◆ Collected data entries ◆
────────

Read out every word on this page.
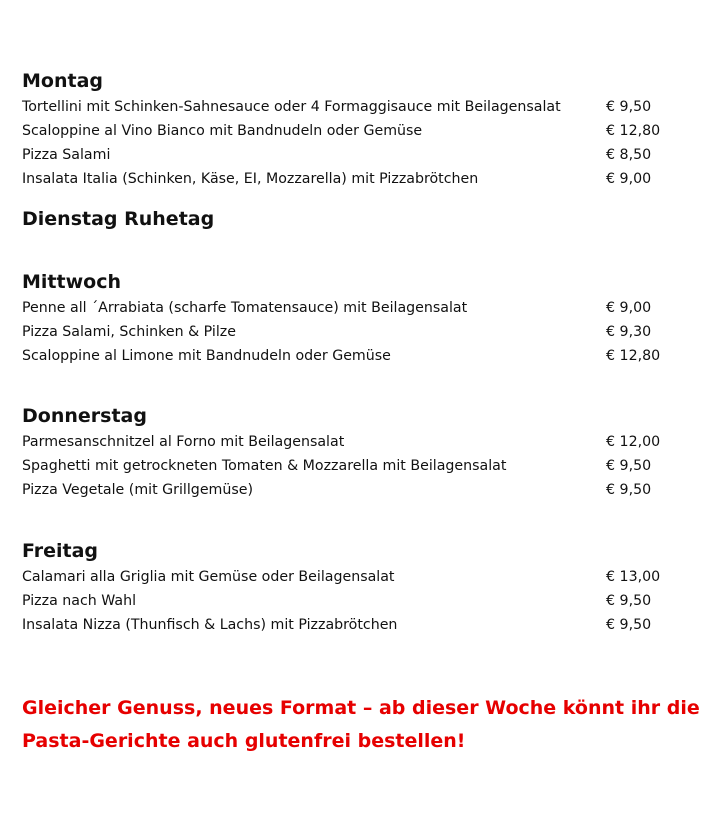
Montag
Tortellini mit Schinken-Sahnesauce oder 4 Formaggisauce mit Beilagensalat	€ 9,50
Scaloppine al Vino Bianco mit Bandnudeln oder Gemüse	€ 12,80
Pizza Salami	€ 8,50
Insalata Italia (Schinken, Käse, EI, Mozzarella) mit Pizzabrötchen	€ 9,00
Dienstag Ruhetag
Mittwoch
Penne all ´Arrabiata (scharfe Tomatensauce) mit Beilagensalat	€ 9,00
Pizza Salami, Schinken & Pilze	€ 9,30
Scaloppine al Limone mit Bandnudeln oder Gemüse	€ 12,80
Donnerstag
Parmesanschnitzel al Forno mit Beilagensalat	€ 12,00
Spaghetti mit getrockneten Tomaten & Mozzarella mit Beilagensalat	€ 9,50
Pizza Vegetale (mit Grillgemüse)	€ 9,50
Freitag
Calamari alla Griglia mit Gemüse oder Beilagensalat	€ 13,00
Pizza nach Wahl	€ 9,50
Insalata Nizza (Thunfisch & Lachs) mit Pizzabrötchen	€ 9,50
Gleicher Genuss, neues Format – ab dieser Woche könnt ihr die
Pasta-Gerichte auch glutenfrei bestellen!
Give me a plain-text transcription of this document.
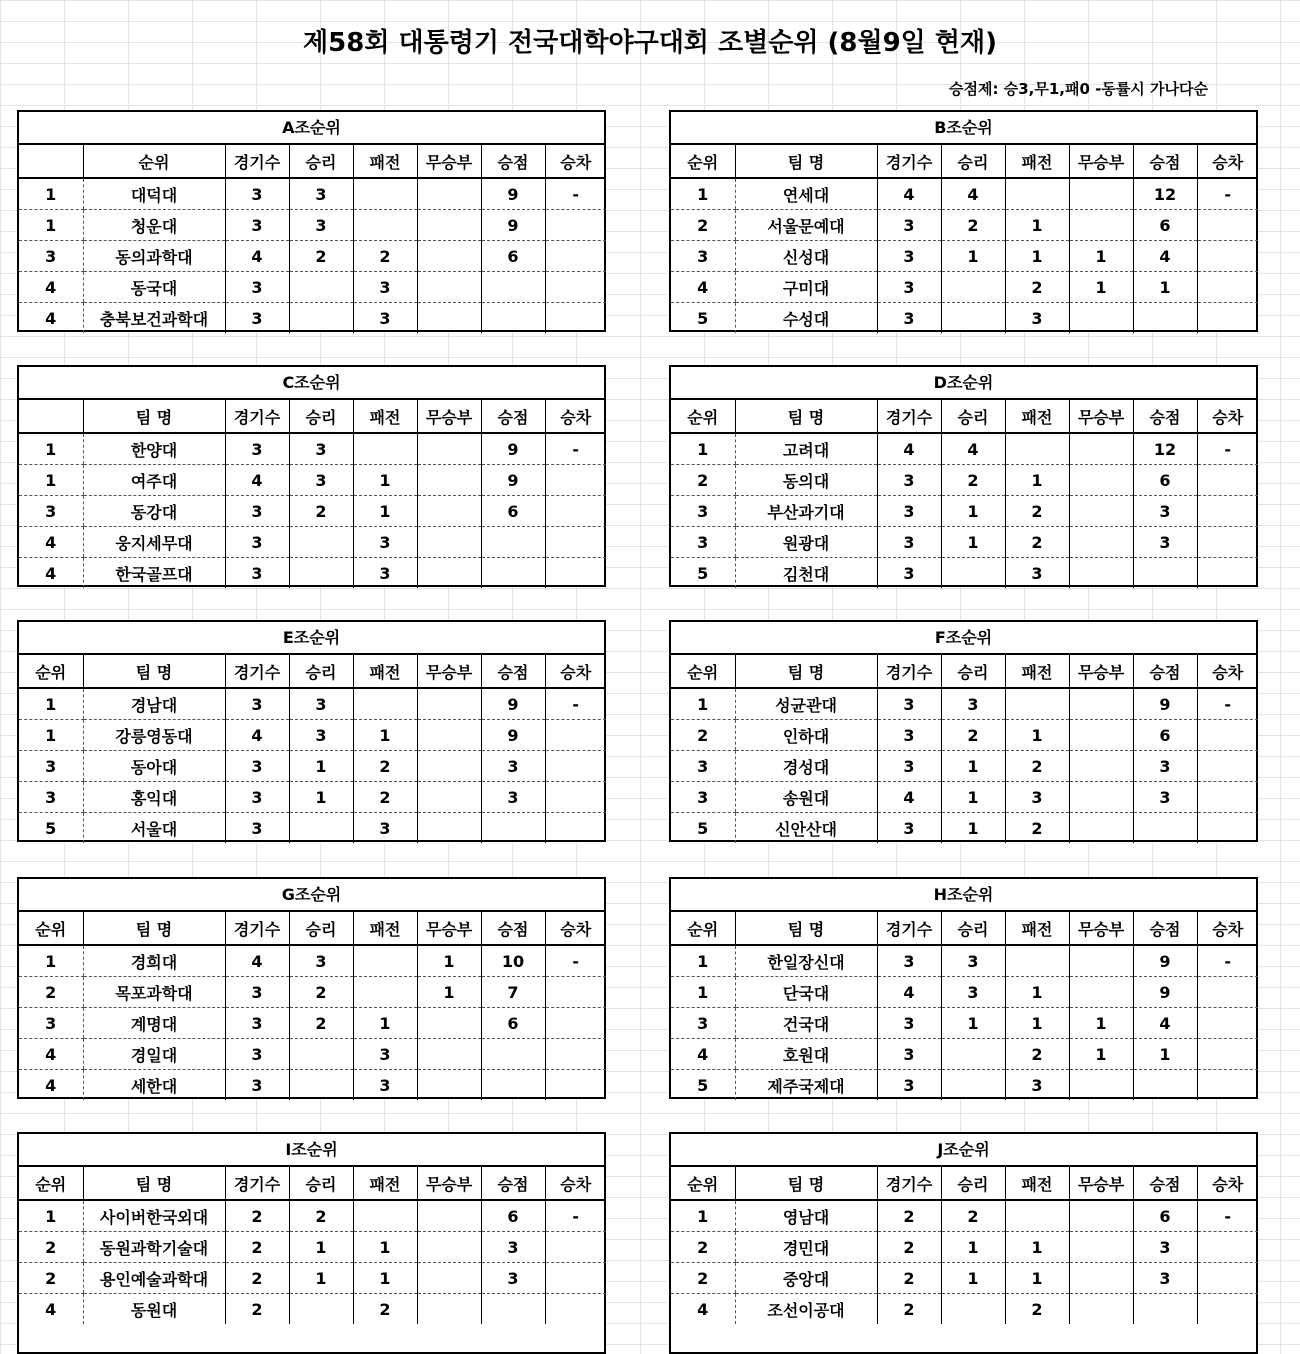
제58회 대통령기 전국대학야구대회 조별순위 (8월9일 현재)
승점제: 승3,무1,패0 -동률시 가나다순
A조순위
	순위	경기수	승리	패전	무승부	승점	승차
1	대덕대	3	3			9	-
1	청운대	3	3			9	
3	동의과학대	4	2	2		6	
4	동국대	3		3			
4	충북보건과학대	3		3			
B조순위
순위	팀 명	경기수	승리	패전	무승부	승점	승차
1	연세대	4	4			12	-
2	서울문예대	3	2	1		6	
3	신성대	3	1	1	1	4	
4	구미대	3		2	1	1	
5	수성대	3		3			
C조순위
	팀 명	경기수	승리	패전	무승부	승점	승차
1	한양대	3	3			9	-
1	여주대	4	3	1		9	
3	동강대	3	2	1		6	
4	웅지세무대	3		3			
4	한국골프대	3		3			
D조순위
순위	팀 명	경기수	승리	패전	무승부	승점	승차
1	고려대	4	4			12	-
2	동의대	3	2	1		6	
3	부산과기대	3	1	2		3	
3	원광대	3	1	2		3	
5	김천대	3		3			
E조순위
순위	팀 명	경기수	승리	패전	무승부	승점	승차
1	경남대	3	3			9	-
1	강릉영동대	4	3	1		9	
3	동아대	3	1	2		3	
3	홍익대	3	1	2		3	
5	서울대	3		3			
F조순위
순위	팀 명	경기수	승리	패전	무승부	승점	승차
1	성균관대	3	3			9	-
2	인하대	3	2	1		6	
3	경성대	3	1	2		3	
3	송원대	4	1	3		3	
5	신안산대	3	1	2			
G조순위
순위	팀 명	경기수	승리	패전	무승부	승점	승차
1	경희대	4	3		1	10	-
2	목포과학대	3	2		1	7	
3	계명대	3	2	1		6	
4	경일대	3		3			
4	세한대	3		3			
H조순위
순위	팀 명	경기수	승리	패전	무승부	승점	승차
1	한일장신대	3	3			9	-
1	단국대	4	3	1		9	
3	건국대	3	1	1	1	4	
4	호원대	3		2	1	1	
5	제주국제대	3		3			
I조순위
순위	팀 명	경기수	승리	패전	무승부	승점	승차
1	사이버한국외대	2	2			6	-
2	동원과학기술대	2	1	1		3	
2	용인예술과학대	2	1	1		3	
4	동원대	2		2			
J조순위
순위	팀 명	경기수	승리	패전	무승부	승점	승차
1	영남대	2	2			6	-
2	경민대	2	1	1		3	
2	중앙대	2	1	1		3	
4	조선이공대	2		2			
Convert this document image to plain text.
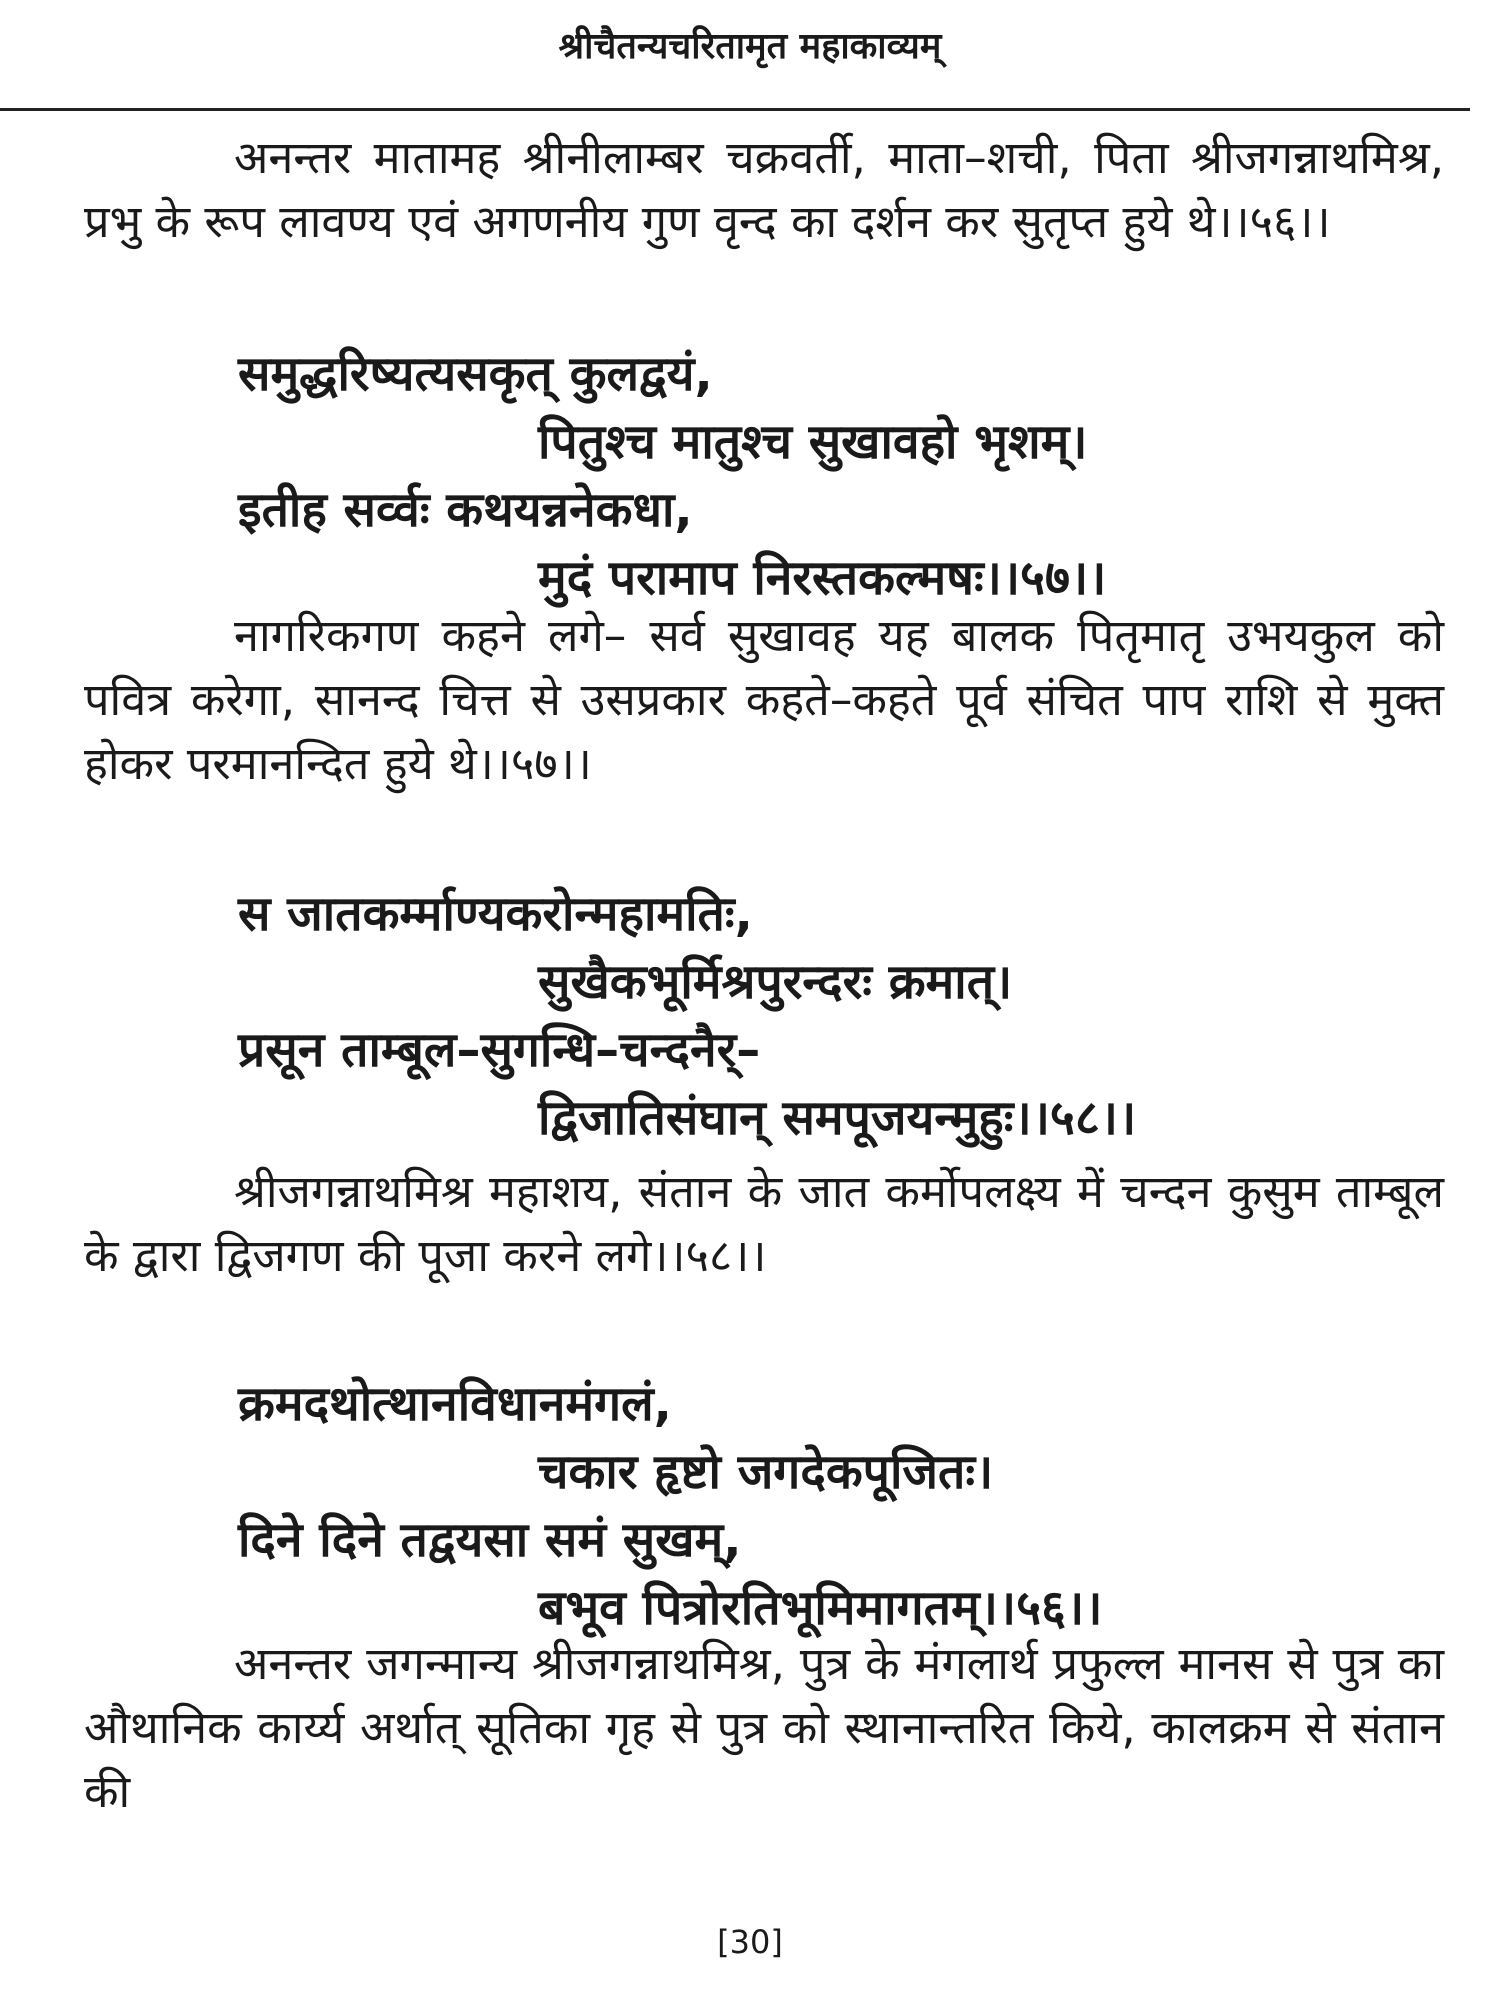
श्रीचैतन्यचरितामृत महाकाव्यम्

अनन्तर मातामह श्रीनीलाम्बर चक्रवर्ती, माता–शची, पिता श्रीजगन्नाथमिश्र, प्रभु के रूप लावण्य एवं अगणनीय गुण वृन्द का दर्शन कर सुतृप्त हुये थे।।५६।।

समुद्धरिष्यत्यसकृत् कुलद्वयं,
पितुश्च मातुश्च सुखावहो भृशम्।
इतीह सर्व्वः कथयन्ननेकधा,
मुदं परामाप निरस्तकल्मषः।।५७।।

नागरिकगण कहने लगे– सर्व सुखावह यह बालक पितृमातृ उभयकुल को पवित्र करेगा, सानन्द चित्त से उसप्रकार कहते–कहते पूर्व संचित पाप राशि से मुक्त होकर परमानन्दित हुये थे।।५७।।

स जातकर्म्माण्यकरोन्महामतिः,
सुखैकभूर्मिश्रपुरन्दरः क्रमात्।
प्रसून ताम्बूल–सुगन्धि–चन्दनैर्–
द्विजातिसंघान् समपूजयन्मुहुः।।५८।।

श्रीजगन्नाथमिश्र महाशय, संतान के जात कर्मोपलक्ष्य में चन्दन कुसुम ताम्बूल के द्वारा द्विजगण की पूजा करने लगे।।५८।।

क्रमदथोत्थानविधानमंगलं,
चकार हृष्टो जगदेकपूजितः।
दिने दिने तद्वयसा समं सुखम्,
बभूव पित्रोरतिभूमिमागतम्।।५६।।

अनन्तर जगन्मान्य श्रीजगन्नाथमिश्र, पुत्र के मंगलार्थ प्रफुल्ल मानस से पुत्र का औथानिक कार्य्य अर्थात् सूतिका गृह से पुत्र को स्थानान्तरित किये, कालक्रम से संतान की

[30]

────────

◆ Exercise directions ◆
All the records need to be repeated exactly, with the images dropped.

◆ Written answer ◆
Read out every word on this page.
Montag
Tortellini mit Schinken-Sahnesauce oder 4 Formaggisauce mit Beilagensalat	€ 9,50
Scaloppine al Vino Bianco mit Bandnudeln oder Gemüse	€ 12,80
Pizza Salami	€ 8,50
Insalata Italia (Schinken, Käse, EI, Mozzarella) mit Pizzabrötchen	€ 9,00
Dienstag Ruhetag
Mittwoch
Penne all ´Arrabiata (scharfe Tomatensauce) mit Beilagensalat	€ 9,00
Pizza Salami, Schinken & Pilze	€ 9,30
Scaloppine al Limone mit Bandnudeln oder Gemüse	€ 12,80
Donnerstag
Parmesanschnitzel al Forno mit Beilagensalat	€ 12,00
Spaghetti mit getrockneten Tomaten & Mozzarella mit Beilagensalat	€ 9,50
Pizza Vegetale (mit Grillgemüse)	€ 9,50
Freitag
Calamari alla Griglia mit Gemüse oder Beilagensalat	€ 13,00
Pizza nach Wahl	€ 9,50
Insalata Nizza (Thunfisch & Lachs) mit Pizzabrötchen	€ 9,50
Gleicher Genuss, neues Format – ab dieser Woche könnt ihr die
Pasta-Gerichte auch glutenfrei bestellen!
Give me a plain-text transcription of this document.
제58회 대통령기 전국대학야구대회 조별순위 (8월9일 현재)
승점제: 승3,무1,패0 -동률시 가나다순
A조순위
	순위	경기수	승리	패전	무승부	승점	승차
1	대덕대	3	3			9	-
1	청운대	3	3			9	
3	동의과학대	4	2	2		6	
4	동국대	3		3			
4	충북보건과학대	3		3			
B조순위
순위	팀 명	경기수	승리	패전	무승부	승점	승차
1	연세대	4	4			12	-
2	서울문예대	3	2	1		6	
3	신성대	3	1	1	1	4	
4	구미대	3		2	1	1	
5	수성대	3		3			
C조순위
	팀 명	경기수	승리	패전	무승부	승점	승차
1	한양대	3	3			9	-
1	여주대	4	3	1		9	
3	동강대	3	2	1		6	
4	웅지세무대	3		3			
4	한국골프대	3		3			
D조순위
순위	팀 명	경기수	승리	패전	무승부	승점	승차
1	고려대	4	4			12	-
2	동의대	3	2	1		6	
3	부산과기대	3	1	2		3	
3	원광대	3	1	2		3	
5	김천대	3		3			
E조순위
순위	팀 명	경기수	승리	패전	무승부	승점	승차
1	경남대	3	3			9	-
1	강릉영동대	4	3	1		9	
3	동아대	3	1	2		3	
3	홍익대	3	1	2		3	
5	서울대	3		3			
F조순위
순위	팀 명	경기수	승리	패전	무승부	승점	승차
1	성균관대	3	3			9	-
2	인하대	3	2	1		6	
3	경성대	3	1	2		3	
3	송원대	4	1	3		3	
5	신안산대	3	1	2			
G조순위
순위	팀 명	경기수	승리	패전	무승부	승점	승차
1	경희대	4	3		1	10	-
2	목포과학대	3	2		1	7	
3	계명대	3	2	1		6	
4	경일대	3		3			
4	세한대	3		3			
H조순위
순위	팀 명	경기수	승리	패전	무승부	승점	승차
1	한일장신대	3	3			9	-
1	단국대	4	3	1		9	
3	건국대	3	1	1	1	4	
4	호원대	3		2	1	1	
5	제주국제대	3		3			
I조순위
순위	팀 명	경기수	승리	패전	무승부	승점	승차
1	사이버한국외대	2	2			6	-
2	동원과학기술대	2	1	1		3	
2	용인예술과학대	2	1	1		3	
4	동원대	2		2			
J조순위
순위	팀 명	경기수	승리	패전	무승부	승점	승차
1	영남대	2	2			6	-
2	경민대	2	1	1		3	
2	중앙대	2	1	1		3	
4	조선이공대	2		2			
Convert this document image to plain text.
श्रीचैतन्यचरितामृत महाकाव्यम्

अनन्तर मातामह श्रीनीलाम्बर चक्रवर्ती, माता–शची, पिता श्रीजगन्नाथमिश्र, प्रभु के रूप लावण्य एवं अगणनीय गुण वृन्द का दर्शन कर सुतृप्त हुये थे।।५६।।

समुद्धरिष्यत्यसकृत् कुलद्वयं,
पितुश्च मातुश्च सुखावहो भृशम्।
इतीह सर्व्वः कथयन्ननेकधा,
मुदं परामाप निरस्तकल्मषः।।५७।।

नागरिकगण कहने लगे– सर्व सुखावह यह बालक पितृमातृ उभयकुल को पवित्र करेगा, सानन्द चित्त से उसप्रकार कहते–कहते पूर्व संचित पाप राशि से मुक्त होकर परमानन्दित हुये थे।।५७।।

स जातकर्म्माण्यकरोन्महामतिः,
सुखैकभूर्मिश्रपुरन्दरः क्रमात्।
प्रसून ताम्बूल–सुगन्धि–चन्दनैर्–
द्विजातिसंघान् समपूजयन्मुहुः।।५८।।

श्रीजगन्नाथमिश्र महाशय, संतान के जात कर्मोपलक्ष्य में चन्दन कुसुम ताम्बूल के द्वारा द्विजगण की पूजा करने लगे।।५८।।

क्रमदथोत्थानविधानमंगलं,
चकार हृष्टो जगदेकपूजितः।
दिने दिने तद्वयसा समं सुखम्,
बभूव पित्रोरतिभूमिमागतम्।।५६।।

अनन्तर जगन्मान्य श्रीजगन्नाथमिश्र, पुत्र के मंगलार्थ प्रफुल्ल मानस से पुत्र का औथानिक कार्य्य अर्थात् सूतिका गृह से पुत्र को स्थानान्तरित किये, कालक्रम से संतान की

[30]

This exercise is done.